Dataset records:
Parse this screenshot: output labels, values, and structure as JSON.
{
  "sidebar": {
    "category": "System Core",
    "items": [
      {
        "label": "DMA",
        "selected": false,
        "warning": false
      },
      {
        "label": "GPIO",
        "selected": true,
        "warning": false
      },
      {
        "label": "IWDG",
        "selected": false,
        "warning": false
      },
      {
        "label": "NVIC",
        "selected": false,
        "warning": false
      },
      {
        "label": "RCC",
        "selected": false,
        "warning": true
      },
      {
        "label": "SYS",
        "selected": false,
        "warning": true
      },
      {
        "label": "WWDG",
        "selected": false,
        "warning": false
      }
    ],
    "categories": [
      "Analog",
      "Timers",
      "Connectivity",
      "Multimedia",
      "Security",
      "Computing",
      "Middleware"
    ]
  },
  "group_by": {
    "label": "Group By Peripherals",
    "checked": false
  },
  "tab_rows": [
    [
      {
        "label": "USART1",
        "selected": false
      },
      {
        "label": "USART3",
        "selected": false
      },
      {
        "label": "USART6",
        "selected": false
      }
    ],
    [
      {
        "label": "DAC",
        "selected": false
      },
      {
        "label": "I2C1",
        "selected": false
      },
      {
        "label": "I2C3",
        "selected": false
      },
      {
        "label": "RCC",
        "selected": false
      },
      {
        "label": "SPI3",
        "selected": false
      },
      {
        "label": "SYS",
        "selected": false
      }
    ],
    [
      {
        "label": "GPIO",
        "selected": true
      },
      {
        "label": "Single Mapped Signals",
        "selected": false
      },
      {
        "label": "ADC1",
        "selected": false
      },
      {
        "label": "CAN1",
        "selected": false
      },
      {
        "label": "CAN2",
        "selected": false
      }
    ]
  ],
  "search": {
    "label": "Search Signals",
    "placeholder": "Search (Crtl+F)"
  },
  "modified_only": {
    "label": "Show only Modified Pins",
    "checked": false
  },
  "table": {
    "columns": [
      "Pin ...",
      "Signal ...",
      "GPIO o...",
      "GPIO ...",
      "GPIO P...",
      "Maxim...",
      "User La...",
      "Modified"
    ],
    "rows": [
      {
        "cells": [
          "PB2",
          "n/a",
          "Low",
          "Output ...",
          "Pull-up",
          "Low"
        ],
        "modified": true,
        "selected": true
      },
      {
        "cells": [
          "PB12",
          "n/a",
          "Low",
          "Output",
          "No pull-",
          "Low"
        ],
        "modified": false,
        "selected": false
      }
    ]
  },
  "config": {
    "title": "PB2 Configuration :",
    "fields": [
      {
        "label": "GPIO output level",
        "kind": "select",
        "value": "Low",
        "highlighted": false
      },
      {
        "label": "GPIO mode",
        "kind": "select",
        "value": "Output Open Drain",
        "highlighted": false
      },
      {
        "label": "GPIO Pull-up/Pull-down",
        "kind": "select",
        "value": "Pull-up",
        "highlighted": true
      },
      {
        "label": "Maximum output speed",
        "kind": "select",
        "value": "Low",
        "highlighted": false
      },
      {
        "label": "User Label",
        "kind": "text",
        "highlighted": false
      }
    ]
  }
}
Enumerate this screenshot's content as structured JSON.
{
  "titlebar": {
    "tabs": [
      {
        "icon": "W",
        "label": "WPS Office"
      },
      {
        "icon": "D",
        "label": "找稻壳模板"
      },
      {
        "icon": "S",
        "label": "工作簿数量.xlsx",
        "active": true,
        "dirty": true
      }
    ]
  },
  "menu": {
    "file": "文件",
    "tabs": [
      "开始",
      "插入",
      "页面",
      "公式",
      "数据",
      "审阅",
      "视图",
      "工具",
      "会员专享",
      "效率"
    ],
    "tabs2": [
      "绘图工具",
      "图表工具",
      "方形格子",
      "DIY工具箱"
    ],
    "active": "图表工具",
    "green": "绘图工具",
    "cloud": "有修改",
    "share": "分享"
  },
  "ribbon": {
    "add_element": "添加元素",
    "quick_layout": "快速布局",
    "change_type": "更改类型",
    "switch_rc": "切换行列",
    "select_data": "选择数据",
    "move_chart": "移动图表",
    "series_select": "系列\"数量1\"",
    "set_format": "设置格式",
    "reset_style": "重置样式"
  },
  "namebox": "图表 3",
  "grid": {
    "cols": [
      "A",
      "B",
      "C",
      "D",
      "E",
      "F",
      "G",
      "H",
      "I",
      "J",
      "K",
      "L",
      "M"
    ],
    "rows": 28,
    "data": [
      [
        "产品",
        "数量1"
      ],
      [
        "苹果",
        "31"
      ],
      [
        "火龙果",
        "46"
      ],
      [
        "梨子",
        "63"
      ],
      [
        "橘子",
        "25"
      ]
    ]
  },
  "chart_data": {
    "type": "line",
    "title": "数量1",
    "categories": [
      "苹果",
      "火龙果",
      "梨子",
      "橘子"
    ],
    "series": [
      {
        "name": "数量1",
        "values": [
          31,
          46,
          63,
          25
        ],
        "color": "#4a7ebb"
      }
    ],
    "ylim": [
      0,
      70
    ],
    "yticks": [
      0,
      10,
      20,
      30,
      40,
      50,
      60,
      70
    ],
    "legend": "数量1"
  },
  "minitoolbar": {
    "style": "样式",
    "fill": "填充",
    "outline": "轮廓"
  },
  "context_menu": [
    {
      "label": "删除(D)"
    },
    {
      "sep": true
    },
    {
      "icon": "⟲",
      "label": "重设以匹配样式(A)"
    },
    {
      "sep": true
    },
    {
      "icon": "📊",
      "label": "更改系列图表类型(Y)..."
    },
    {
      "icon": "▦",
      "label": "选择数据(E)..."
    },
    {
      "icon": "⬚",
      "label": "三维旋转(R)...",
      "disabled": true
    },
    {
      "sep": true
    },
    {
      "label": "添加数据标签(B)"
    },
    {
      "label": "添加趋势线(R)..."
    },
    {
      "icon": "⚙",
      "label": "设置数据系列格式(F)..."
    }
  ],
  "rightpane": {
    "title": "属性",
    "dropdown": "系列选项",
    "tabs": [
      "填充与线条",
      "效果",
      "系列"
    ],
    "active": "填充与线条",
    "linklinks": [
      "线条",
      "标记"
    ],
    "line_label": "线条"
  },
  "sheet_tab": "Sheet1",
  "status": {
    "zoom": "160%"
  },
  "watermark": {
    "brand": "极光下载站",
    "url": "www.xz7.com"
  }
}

- Exercise goal -
Reproduce the full set of records precisely.

- Solved problem -
Parse this screenshot: output labels, values, and structure as JSON.
{
  "sidebar": {
    "category": "System Core",
    "items": [
      {
        "label": "DMA",
        "selected": false,
        "warning": false
      },
      {
        "label": "GPIO",
        "selected": true,
        "warning": false
      },
      {
        "label": "IWDG",
        "selected": false,
        "warning": false
      },
      {
        "label": "NVIC",
        "selected": false,
        "warning": false
      },
      {
        "label": "RCC",
        "selected": false,
        "warning": true
      },
      {
        "label": "SYS",
        "selected": false,
        "warning": true
      },
      {
        "label": "WWDG",
        "selected": false,
        "warning": false
      }
    ],
    "categories": [
      "Analog",
      "Timers",
      "Connectivity",
      "Multimedia",
      "Security",
      "Computing",
      "Middleware"
    ]
  },
  "group_by": {
    "label": "Group By Peripherals",
    "checked": false
  },
  "tab_rows": [
    [
      {
        "label": "USART1",
        "selected": false
      },
      {
        "label": "USART3",
        "selected": false
      },
      {
        "label": "USART6",
        "selected": false
      }
    ],
    [
      {
        "label": "DAC",
        "selected": false
      },
      {
        "label": "I2C1",
        "selected": false
      },
      {
        "label": "I2C3",
        "selected": false
      },
      {
        "label": "RCC",
        "selected": false
      },
      {
        "label": "SPI3",
        "selected": false
      },
      {
        "label": "SYS",
        "selected": false
      }
    ],
    [
      {
        "label": "GPIO",
        "selected": true
      },
      {
        "label": "Single Mapped Signals",
        "selected": false
      },
      {
        "label": "ADC1",
        "selected": false
      },
      {
        "label": "CAN1",
        "selected": false
      },
      {
        "label": "CAN2",
        "selected": false
      }
    ]
  ],
  "search": {
    "label": "Search Signals",
    "placeholder": "Search (Crtl+F)"
  },
  "modified_only": {
    "label": "Show only Modified Pins",
    "checked": false
  },
  "table": {
    "columns": [
      "Pin ...",
      "Signal ...",
      "GPIO o...",
      "GPIO ...",
      "GPIO P...",
      "Maxim...",
      "User La...",
      "Modified"
    ],
    "rows": [
      {
        "cells": [
          "PB2",
          "n/a",
          "Low",
          "Output ...",
          "Pull-up",
          "Low"
        ],
        "modified": true,
        "selected": true
      },
      {
        "cells": [
          "PB12",
          "n/a",
          "Low",
          "Output",
          "No pull-",
          "Low"
        ],
        "modified": false,
        "selected": false
      }
    ]
  },
  "config": {
    "title": "PB2 Configuration :",
    "fields": [
      {
        "label": "GPIO output level",
        "kind": "select",
        "value": "Low",
        "highlighted": false
      },
      {
        "label": "GPIO mode",
        "kind": "select",
        "value": "Output Open Drain",
        "highlighted": false
      },
      {
        "label": "GPIO Pull-up/Pull-down",
        "kind": "select",
        "value": "Pull-up",
        "highlighted": true
      },
      {
        "label": "Maximum output speed",
        "kind": "select",
        "value": "Low",
        "highlighted": false
      },
      {
        "label": "User Label",
        "kind": "text",
        "highlighted": false
      }
    ]
  }
}
Enumerate this screenshot's content as structured JSON.
{
  "titlebar": {
    "tabs": [
      {
        "icon": "W",
        "label": "WPS Office"
      },
      {
        "icon": "D",
        "label": "找稻壳模板"
      },
      {
        "icon": "S",
        "label": "工作簿数量.xlsx",
        "active": true,
        "dirty": true
      }
    ]
  },
  "menu": {
    "file": "文件",
    "tabs": [
      "开始",
      "插入",
      "页面",
      "公式",
      "数据",
      "审阅",
      "视图",
      "工具",
      "会员专享",
      "效率"
    ],
    "tabs2": [
      "绘图工具",
      "图表工具",
      "方形格子",
      "DIY工具箱"
    ],
    "active": "图表工具",
    "green": "绘图工具",
    "cloud": "有修改",
    "share": "分享"
  },
  "ribbon": {
    "add_element": "添加元素",
    "quick_layout": "快速布局",
    "change_type": "更改类型",
    "switch_rc": "切换行列",
    "select_data": "选择数据",
    "move_chart": "移动图表",
    "series_select": "系列\"数量1\"",
    "set_format": "设置格式",
    "reset_style": "重置样式"
  },
  "namebox": "图表 3",
  "grid": {
    "cols": [
      "A",
      "B",
      "C",
      "D",
      "E",
      "F",
      "G",
      "H",
      "I",
      "J",
      "K",
      "L",
      "M"
    ],
    "rows": 28,
    "data": [
      [
        "产品",
        "数量1"
      ],
      [
        "苹果",
        "31"
      ],
      [
        "火龙果",
        "46"
      ],
      [
        "梨子",
        "63"
      ],
      [
        "橘子",
        "25"
      ]
    ]
  },
  "chart_data": {
    "type": "line",
    "title": "数量1",
    "categories": [
      "苹果",
      "火龙果",
      "梨子",
      "橘子"
    ],
    "series": [
      {
        "name": "数量1",
        "values": [
          31,
          46,
          63,
          25
        ],
        "color": "#4a7ebb"
      }
    ],
    "ylim": [
      0,
      70
    ],
    "yticks": [
      0,
      10,
      20,
      30,
      40,
      50,
      60,
      70
    ],
    "legend": "数量1"
  },
  "minitoolbar": {
    "style": "样式",
    "fill": "填充",
    "outline": "轮廓"
  },
  "context_menu": [
    {
      "label": "删除(D)"
    },
    {
      "sep": true
    },
    {
      "icon": "⟲",
      "label": "重设以匹配样式(A)"
    },
    {
      "sep": true
    },
    {
      "icon": "📊",
      "label": "更改系列图表类型(Y)..."
    },
    {
      "icon": "▦",
      "label": "选择数据(E)..."
    },
    {
      "icon": "⬚",
      "label": "三维旋转(R)...",
      "disabled": true
    },
    {
      "sep": true
    },
    {
      "label": "添加数据标签(B)"
    },
    {
      "label": "添加趋势线(R)..."
    },
    {
      "icon": "⚙",
      "label": "设置数据系列格式(F)..."
    }
  ],
  "rightpane": {
    "title": "属性",
    "dropdown": "系列选项",
    "tabs": [
      "填充与线条",
      "效果",
      "系列"
    ],
    "active": "填充与线条",
    "linklinks": [
      "线条",
      "标记"
    ],
    "line_label": "线条"
  },
  "sheet_tab": "Sheet1",
  "status": {
    "zoom": "160%"
  },
  "watermark": {
    "brand": "极光下载站",
    "url": "www.xz7.com"
  }
}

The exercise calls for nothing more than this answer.